Can you print the data exactly and leave out each image?

[Items listed in a dataset]
= = = = = = =

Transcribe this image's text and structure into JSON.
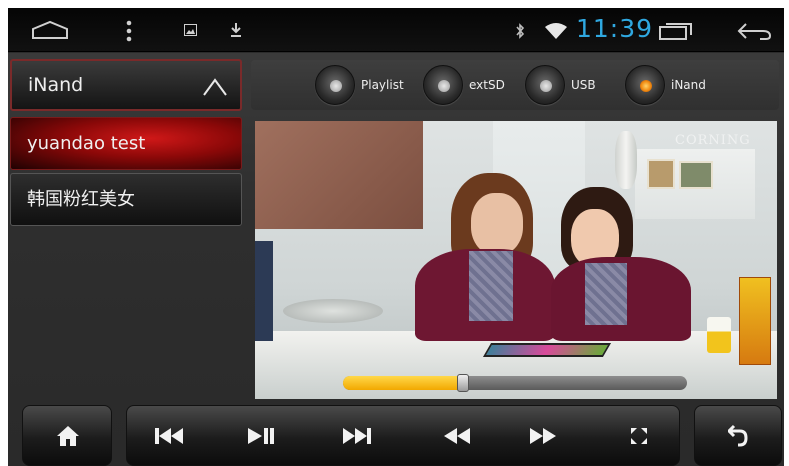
{
  "status_bar": {
    "clock": "11:39",
    "icons": [
      "home-outline-icon",
      "overflow-menu-icon",
      "image-icon",
      "download-icon",
      "bluetooth-icon",
      "wifi-icon",
      "recent-apps-icon",
      "back-arrow-icon"
    ]
  },
  "source_panel": {
    "current_source": "iNand",
    "files": [
      {
        "name": "yuandao test",
        "active": true
      },
      {
        "name": "韩国粉红美女",
        "active": false
      }
    ]
  },
  "source_buttons": [
    {
      "label": "Playlist",
      "on": false
    },
    {
      "label": "extSD",
      "on": false
    },
    {
      "label": "USB",
      "on": false
    },
    {
      "label": "iNand",
      "on": true
    }
  ],
  "video": {
    "watermark": "CORNING",
    "progress_fraction": 0.35
  },
  "controls": {
    "icons": [
      "home-icon",
      "previous-track-icon",
      "play-pause-icon",
      "next-track-icon",
      "rewind-icon",
      "fast-forward-icon",
      "fullscreen-icon",
      "return-icon"
    ]
  },
  "colors": {
    "clock": "#2fa8e0",
    "active_item": "#c41010",
    "progress": "#f5b800",
    "active_source_dot": "#f08b12"
  }
}
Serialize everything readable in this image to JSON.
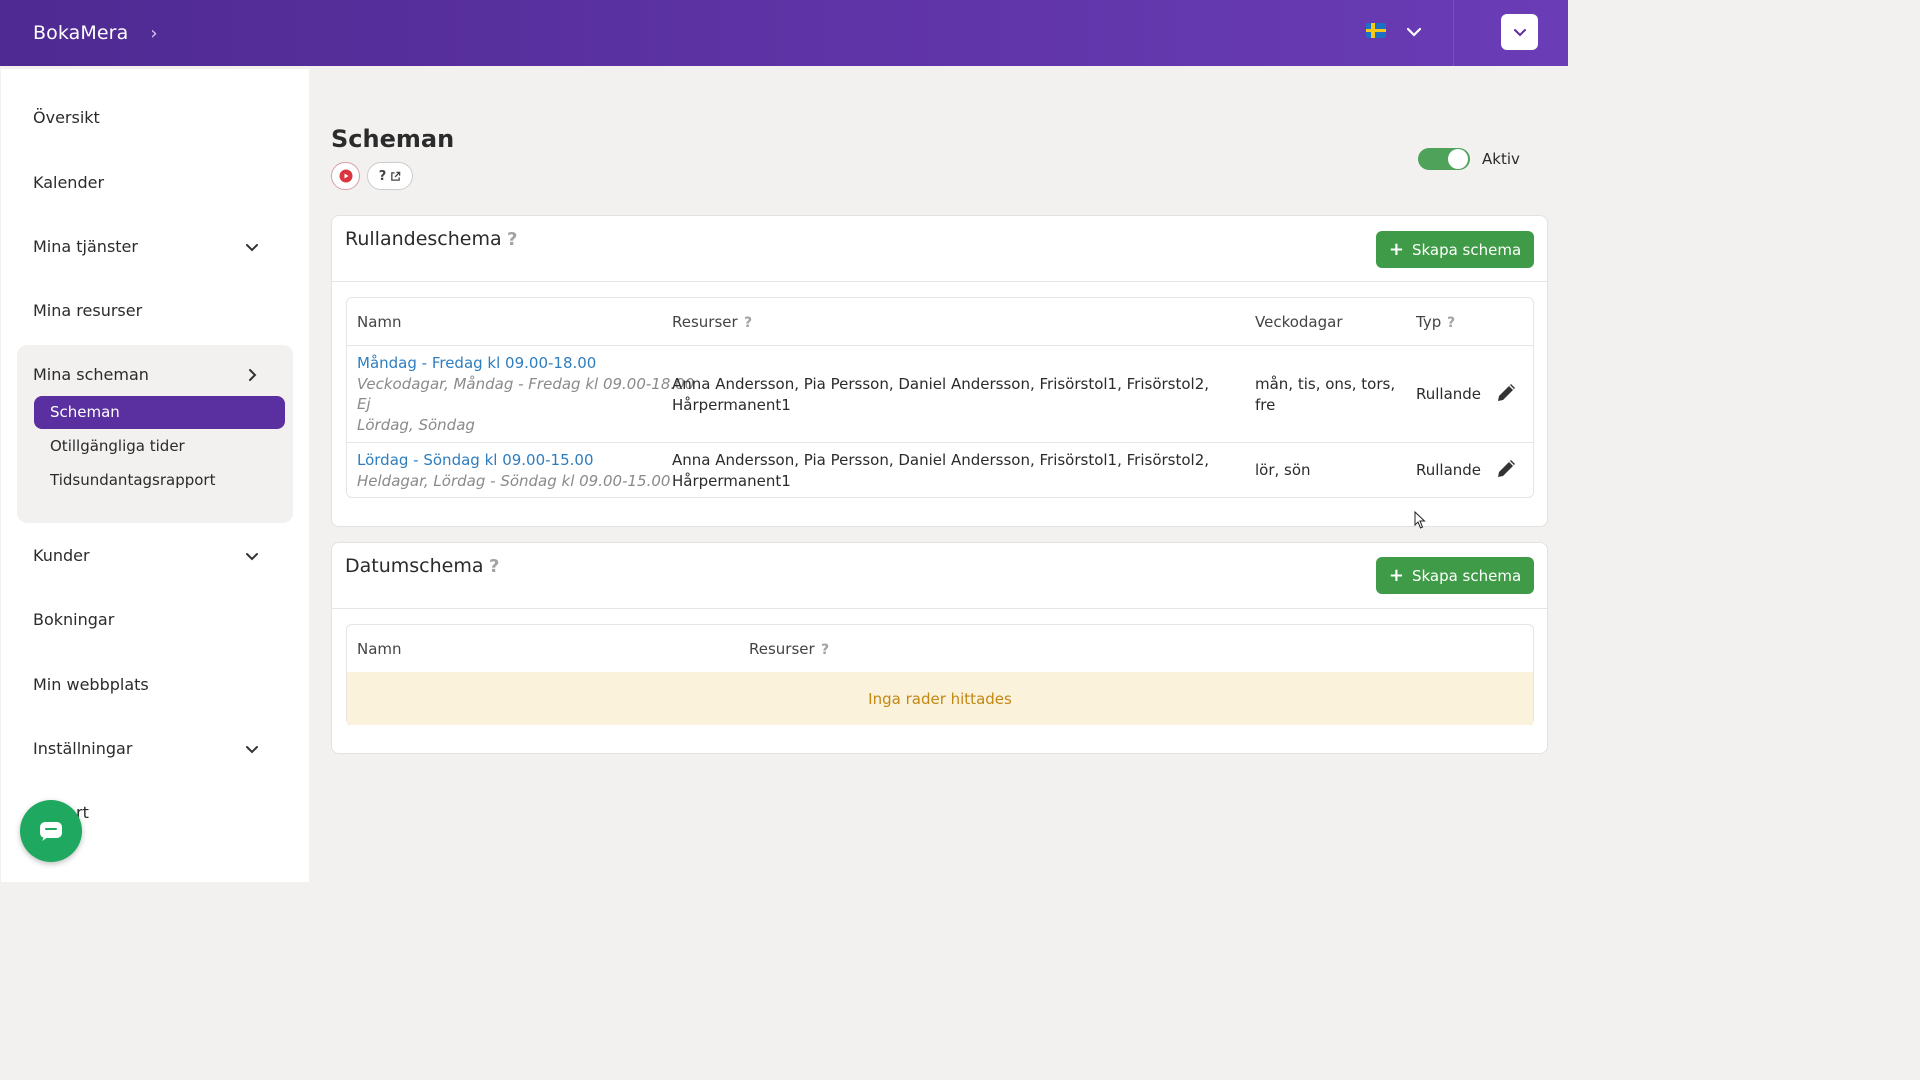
{
  "topbar": {
    "brand": "BokaMera",
    "brand_chevron": "›"
  },
  "sidebar": {
    "items": [
      {
        "label": "Översikt"
      },
      {
        "label": "Kalender"
      },
      {
        "label": "Mina tjänster"
      },
      {
        "label": "Mina resurser"
      },
      {
        "label": "Mina scheman"
      },
      {
        "label": "Kunder"
      },
      {
        "label": "Bokningar"
      },
      {
        "label": "Min webbplats"
      },
      {
        "label": "Inställningar"
      },
      {
        "label": "rt"
      }
    ],
    "sub_items": [
      {
        "label": "Scheman"
      },
      {
        "label": "Otillgängliga tider"
      },
      {
        "label": "Tidsundantagsrapport"
      }
    ]
  },
  "page": {
    "title": "Scheman",
    "help_label": "?",
    "toggle_label": "Aktiv",
    "toggle_on": true
  },
  "rolling": {
    "title": "Rullandeschema",
    "add_label": "Skapa schema",
    "headers": {
      "name": "Namn",
      "resources": "Resurser",
      "weekdays": "Veckodagar",
      "type": "Typ"
    },
    "rows": [
      {
        "name": "Måndag - Fredag kl 09.00-18.00",
        "sub1": "Veckodagar, Måndag - Fredag kl 09.00-18.00",
        "sub2": "Ej",
        "sub3": "Lördag, Söndag",
        "resources_1": "Anna Andersson, Pia Persson, Daniel Andersson, Frisörstol1, Frisörstol2,",
        "resources_2": "Hårpermanent1",
        "weekdays_1": "mån, tis, ons, tors,",
        "weekdays_2": "fre",
        "type": "Rullande"
      },
      {
        "name": "Lördag - Söndag kl 09.00-15.00",
        "sub1": "Heldagar, Lördag - Söndag kl 09.00-15.00",
        "resources_1": "Anna Andersson, Pia Persson, Daniel Andersson, Frisörstol1, Frisörstol2,",
        "resources_2": "Hårpermanent1",
        "weekdays_1": "lör, sön",
        "type": "Rullande"
      }
    ]
  },
  "dated": {
    "title": "Datumschema",
    "add_label": "Skapa schema",
    "headers": {
      "name": "Namn",
      "resources": "Resurser"
    },
    "empty_text": "Inga rader hittades"
  },
  "colors": {
    "brand_purple": "#5a2f9f",
    "add_green": "#3f9b47",
    "link_blue": "#2e7dbf",
    "empty_bg": "#fbf2dc"
  }
}
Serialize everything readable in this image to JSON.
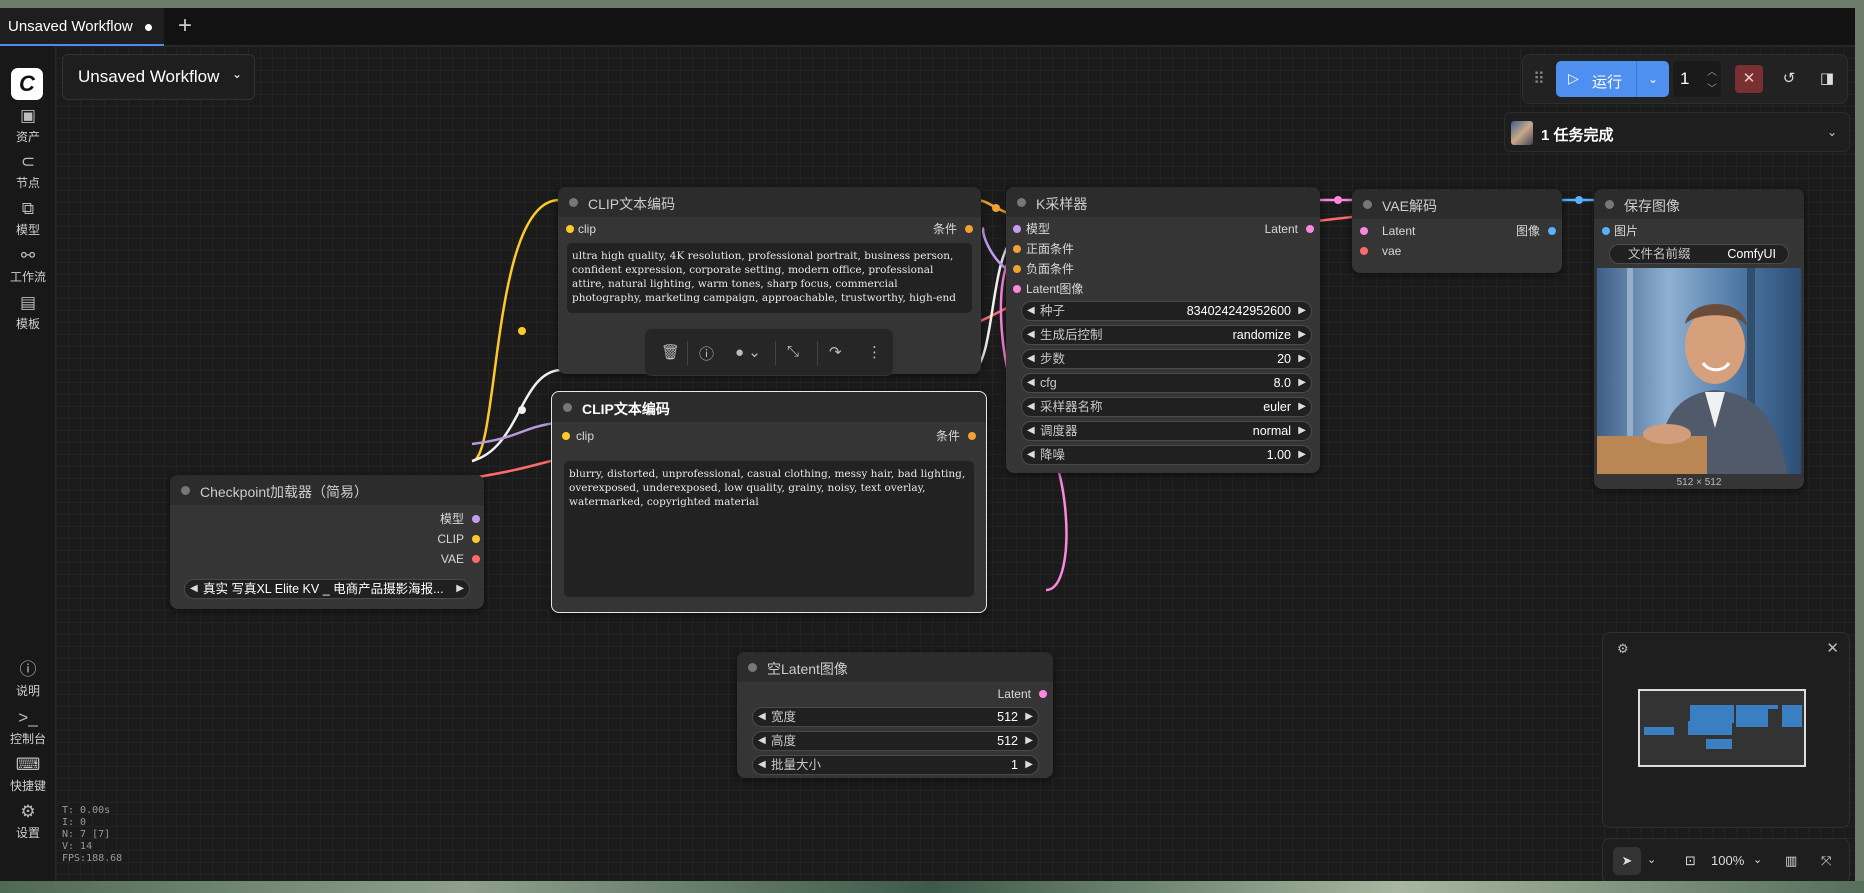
{
  "tab": {
    "title": "Unsaved Workflow",
    "add": "+"
  },
  "sidebar": {
    "logo": "C",
    "items": [
      {
        "label": "资产",
        "icon": "image-icon"
      },
      {
        "label": "节点",
        "icon": "node-icon"
      },
      {
        "label": "模型",
        "icon": "model-icon"
      },
      {
        "label": "工作流",
        "icon": "workflow-icon"
      },
      {
        "label": "模板",
        "icon": "template-icon"
      }
    ],
    "bottom_items": [
      {
        "label": "说明",
        "icon": "help-icon"
      },
      {
        "label": "控制台",
        "icon": "terminal-icon"
      },
      {
        "label": "快捷键",
        "icon": "keyboard-icon"
      },
      {
        "label": "设置",
        "icon": "settings-icon"
      }
    ]
  },
  "workflow_title": "Unsaved Workflow",
  "run_bar": {
    "run_label": "运行",
    "batch_count": "1"
  },
  "queue": {
    "status": "1 任务完成"
  },
  "stats": [
    "T: 0.00s",
    "I: 0",
    "N: 7 [7]",
    "V: 14",
    "FPS:188.68"
  ],
  "nodes": {
    "clip_pos": {
      "title": "CLIP文本编码",
      "input": "clip",
      "output": "条件",
      "text": "ultra high quality, 4K resolution, professional portrait, business person, confident expression, corporate setting, modern office, professional attire, natural lighting, warm tones, sharp focus, commercial photography, marketing campaign, approachable, trustworthy, high-end"
    },
    "clip_neg": {
      "title": "CLIP文本编码",
      "input": "clip",
      "output": "条件",
      "text": "blurry, distorted, unprofessional, casual clothing, messy hair, bad lighting, overexposed, underexposed, low quality, grainy, noisy, text overlay, watermarked, copyrighted material"
    },
    "checkpoint": {
      "title": "Checkpoint加载器（简易）",
      "outputs": [
        "模型",
        "CLIP",
        "VAE"
      ],
      "ckpt": "真实 写真XL Elite KV _ 电商产品摄影海报..."
    },
    "ksampler": {
      "title": "K采样器",
      "inputs": [
        "模型",
        "正面条件",
        "负面条件",
        "Latent图像"
      ],
      "output": "Latent",
      "widgets": [
        {
          "name": "种子",
          "value": "834024242952600"
        },
        {
          "name": "生成后控制",
          "value": "randomize"
        },
        {
          "name": "步数",
          "value": "20"
        },
        {
          "name": "cfg",
          "value": "8.0"
        },
        {
          "name": "采样器名称",
          "value": "euler"
        },
        {
          "name": "调度器",
          "value": "normal"
        },
        {
          "name": "降噪",
          "value": "1.00"
        }
      ]
    },
    "vae_decode": {
      "title": "VAE解码",
      "inputs": [
        "Latent",
        "vae"
      ],
      "output": "图像"
    },
    "save_image": {
      "title": "保存图像",
      "input": "图片",
      "prefix_label": "文件名前缀",
      "prefix_value": "ComfyUI",
      "size": "512 × 512"
    },
    "empty_latent": {
      "title": "空Latent图像",
      "output": "Latent",
      "widgets": [
        {
          "name": "宽度",
          "value": "512"
        },
        {
          "name": "高度",
          "value": "512"
        },
        {
          "name": "批量大小",
          "value": "1"
        }
      ]
    }
  },
  "bottom_tools": {
    "zoom": "100%"
  }
}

= = = = = = =

## SOLUTION TO THIS EXERCISE
Transcribe this image's text and structure into JSON.
{
  "status_bar": {
    "clock": "11:39",
    "icons": [
      "home-outline-icon",
      "overflow-menu-icon",
      "image-icon",
      "download-icon",
      "bluetooth-icon",
      "wifi-icon",
      "recent-apps-icon",
      "back-arrow-icon"
    ]
  },
  "source_panel": {
    "current_source": "iNand",
    "files": [
      {
        "name": "yuandao test",
        "active": true
      },
      {
        "name": "韩国粉红美女",
        "active": false
      }
    ]
  },
  "source_buttons": [
    {
      "label": "Playlist",
      "on": false
    },
    {
      "label": "extSD",
      "on": false
    },
    {
      "label": "USB",
      "on": false
    },
    {
      "label": "iNand",
      "on": true
    }
  ],
  "video": {
    "watermark": "CORNING",
    "progress_fraction": 0.35
  },
  "controls": {
    "icons": [
      "home-icon",
      "previous-track-icon",
      "play-pause-icon",
      "next-track-icon",
      "rewind-icon",
      "fast-forward-icon",
      "fullscreen-icon",
      "return-icon"
    ]
  },
  "colors": {
    "clock": "#2fa8e0",
    "active_item": "#c41010",
    "progress": "#f5b800",
    "active_source_dot": "#f08b12"
  }
}
Serialize everything readable in this image to JSON.
{
  "topbar": {
    "brand": "BokaMera",
    "brand_chevron": "›"
  },
  "sidebar": {
    "items": [
      {
        "label": "Översikt"
      },
      {
        "label": "Kalender"
      },
      {
        "label": "Mina tjänster"
      },
      {
        "label": "Mina resurser"
      },
      {
        "label": "Mina scheman"
      },
      {
        "label": "Kunder"
      },
      {
        "label": "Bokningar"
      },
      {
        "label": "Min webbplats"
      },
      {
        "label": "Inställningar"
      },
      {
        "label": "rt"
      }
    ],
    "sub_items": [
      {
        "label": "Scheman"
      },
      {
        "label": "Otillgängliga tider"
      },
      {
        "label": "Tidsundantagsrapport"
      }
    ]
  },
  "page": {
    "title": "Scheman",
    "help_label": "?",
    "toggle_label": "Aktiv",
    "toggle_on": true
  },
  "rolling": {
    "title": "Rullandeschema",
    "add_label": "Skapa schema",
    "headers": {
      "name": "Namn",
      "resources": "Resurser",
      "weekdays": "Veckodagar",
      "type": "Typ"
    },
    "rows": [
      {
        "name": "Måndag - Fredag kl 09.00-18.00",
        "sub1": "Veckodagar, Måndag - Fredag kl 09.00-18.00",
        "sub2": "Ej",
        "sub3": "Lördag, Söndag",
        "resources_1": "Anna Andersson, Pia Persson, Daniel Andersson, Frisörstol1, Frisörstol2,",
        "resources_2": "Hårpermanent1",
        "weekdays_1": "mån, tis, ons, tors,",
        "weekdays_2": "fre",
        "type": "Rullande"
      },
      {
        "name": "Lördag - Söndag kl 09.00-15.00",
        "sub1": "Heldagar, Lördag - Söndag kl 09.00-15.00",
        "resources_1": "Anna Andersson, Pia Persson, Daniel Andersson, Frisörstol1, Frisörstol2,",
        "resources_2": "Hårpermanent1",
        "weekdays_1": "lör, sön",
        "type": "Rullande"
      }
    ]
  },
  "dated": {
    "title": "Datumschema",
    "add_label": "Skapa schema",
    "headers": {
      "name": "Namn",
      "resources": "Resurser"
    },
    "empty_text": "Inga rader hittades"
  },
  "colors": {
    "brand_purple": "#5a2f9f",
    "add_green": "#3f9b47",
    "link_blue": "#2e7dbf",
    "empty_bg": "#fbf2dc"
  }
}
Serialize everything readable in this image to JSON.
{
  "tab": {
    "title": "Unsaved Workflow",
    "add": "+"
  },
  "sidebar": {
    "logo": "C",
    "items": [
      {
        "label": "资产",
        "icon": "image-icon"
      },
      {
        "label": "节点",
        "icon": "node-icon"
      },
      {
        "label": "模型",
        "icon": "model-icon"
      },
      {
        "label": "工作流",
        "icon": "workflow-icon"
      },
      {
        "label": "模板",
        "icon": "template-icon"
      }
    ],
    "bottom_items": [
      {
        "label": "说明",
        "icon": "help-icon"
      },
      {
        "label": "控制台",
        "icon": "terminal-icon"
      },
      {
        "label": "快捷键",
        "icon": "keyboard-icon"
      },
      {
        "label": "设置",
        "icon": "settings-icon"
      }
    ]
  },
  "workflow_title": "Unsaved Workflow",
  "run_bar": {
    "run_label": "运行",
    "batch_count": "1"
  },
  "queue": {
    "status": "1 任务完成"
  },
  "stats": [
    "T: 0.00s",
    "I: 0",
    "N: 7 [7]",
    "V: 14",
    "FPS:188.68"
  ],
  "nodes": {
    "clip_pos": {
      "title": "CLIP文本编码",
      "input": "clip",
      "output": "条件",
      "text": "ultra high quality, 4K resolution, professional portrait, business person, confident expression, corporate setting, modern office, professional attire, natural lighting, warm tones, sharp focus, commercial photography, marketing campaign, approachable, trustworthy, high-end"
    },
    "clip_neg": {
      "title": "CLIP文本编码",
      "input": "clip",
      "output": "条件",
      "text": "blurry, distorted, unprofessional, casual clothing, messy hair, bad lighting, overexposed, underexposed, low quality, grainy, noisy, text overlay, watermarked, copyrighted material"
    },
    "checkpoint": {
      "title": "Checkpoint加载器（简易）",
      "outputs": [
        "模型",
        "CLIP",
        "VAE"
      ],
      "ckpt": "真实 写真XL Elite KV _ 电商产品摄影海报..."
    },
    "ksampler": {
      "title": "K采样器",
      "inputs": [
        "模型",
        "正面条件",
        "负面条件",
        "Latent图像"
      ],
      "output": "Latent",
      "widgets": [
        {
          "name": "种子",
          "value": "834024242952600"
        },
        {
          "name": "生成后控制",
          "value": "randomize"
        },
        {
          "name": "步数",
          "value": "20"
        },
        {
          "name": "cfg",
          "value": "8.0"
        },
        {
          "name": "采样器名称",
          "value": "euler"
        },
        {
          "name": "调度器",
          "value": "normal"
        },
        {
          "name": "降噪",
          "value": "1.00"
        }
      ]
    },
    "vae_decode": {
      "title": "VAE解码",
      "inputs": [
        "Latent",
        "vae"
      ],
      "output": "图像"
    },
    "save_image": {
      "title": "保存图像",
      "input": "图片",
      "prefix_label": "文件名前缀",
      "prefix_value": "ComfyUI",
      "size": "512 × 512"
    },
    "empty_latent": {
      "title": "空Latent图像",
      "output": "Latent",
      "widgets": [
        {
          "name": "宽度",
          "value": "512"
        },
        {
          "name": "高度",
          "value": "512"
        },
        {
          "name": "批量大小",
          "value": "1"
        }
      ]
    }
  },
  "bottom_tools": {
    "zoom": "100%"
  }
}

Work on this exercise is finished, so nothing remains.